*Request:* Pictures appear in the records below; write out everything else exactly.

*Data excerpts:*
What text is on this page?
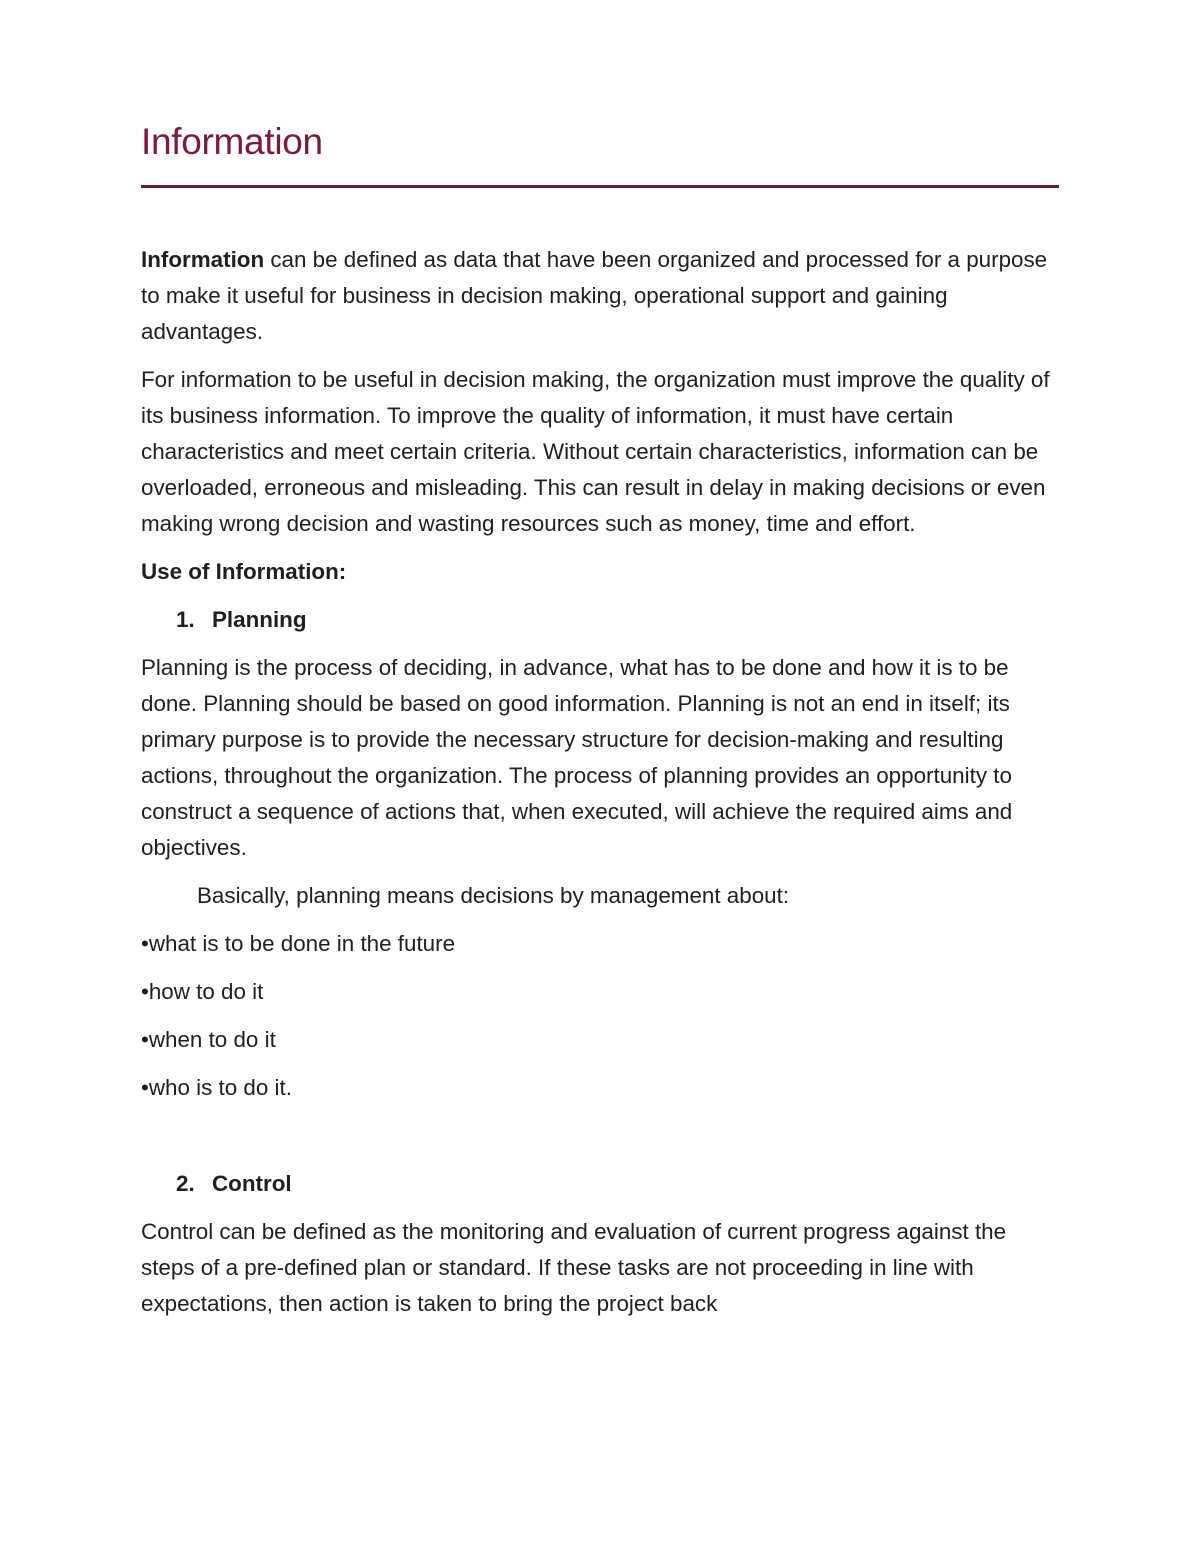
Information

Information can be defined as data that have been organized and processed for a purpose to make it useful for business in decision making, operational support and gaining advantages.

For information to be useful in decision making, the organization must improve the quality of its business information. To improve the quality of information, it must have certain characteristics and meet certain criteria. Without certain characteristics, information can be overloaded, erroneous and misleading. This can result in delay in making decisions or even making wrong decision and wasting resources such as money, time and effort.

Use of Information:

1. Planning

Planning is the process of deciding, in advance, what has to be done and how it is to be done. Planning should be based on good information. Planning is not an end in itself; its primary purpose is to provide the necessary structure for decision-making and resulting actions, throughout the organization. The process of planning provides an opportunity to construct a sequence of actions that, when executed, will achieve the required aims and objectives.

Basically, planning means decisions by management about:

•what is to be done in the future

•how to do it

•when to do it

•who is to do it.

2. Control

Control can be defined as the monitoring and evaluation of current progress against the steps of a pre-defined plan or standard. If these tasks are not proceeding in line with expectations, then action is taken to bring the project back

*Written answer:*
What text is on this page?
Information

Information can be defined as data that have been organized and processed for a purpose to make it useful for business in decision making, operational support and gaining advantages.

For information to be useful in decision making, the organization must improve the quality of its business information. To improve the quality of information, it must have certain characteristics and meet certain criteria. Without certain characteristics, information can be overloaded, erroneous and misleading. This can result in delay in making decisions or even making wrong decision and wasting resources such as money, time and effort.

Use of Information:

1. Planning

Planning is the process of deciding, in advance, what has to be done and how it is to be done. Planning should be based on good information. Planning is not an end in itself; its primary purpose is to provide the necessary structure for decision-making and resulting actions, throughout the organization. The process of planning provides an opportunity to construct a sequence of actions that, when executed, will achieve the required aims and objectives.

Basically, planning means decisions by management about:

•what is to be done in the future

•how to do it

•when to do it

•who is to do it.

2. Control

Control can be defined as the monitoring and evaluation of current progress against the steps of a pre-defined plan or standard. If these tasks are not proceeding in line with expectations, then action is taken to bring the project back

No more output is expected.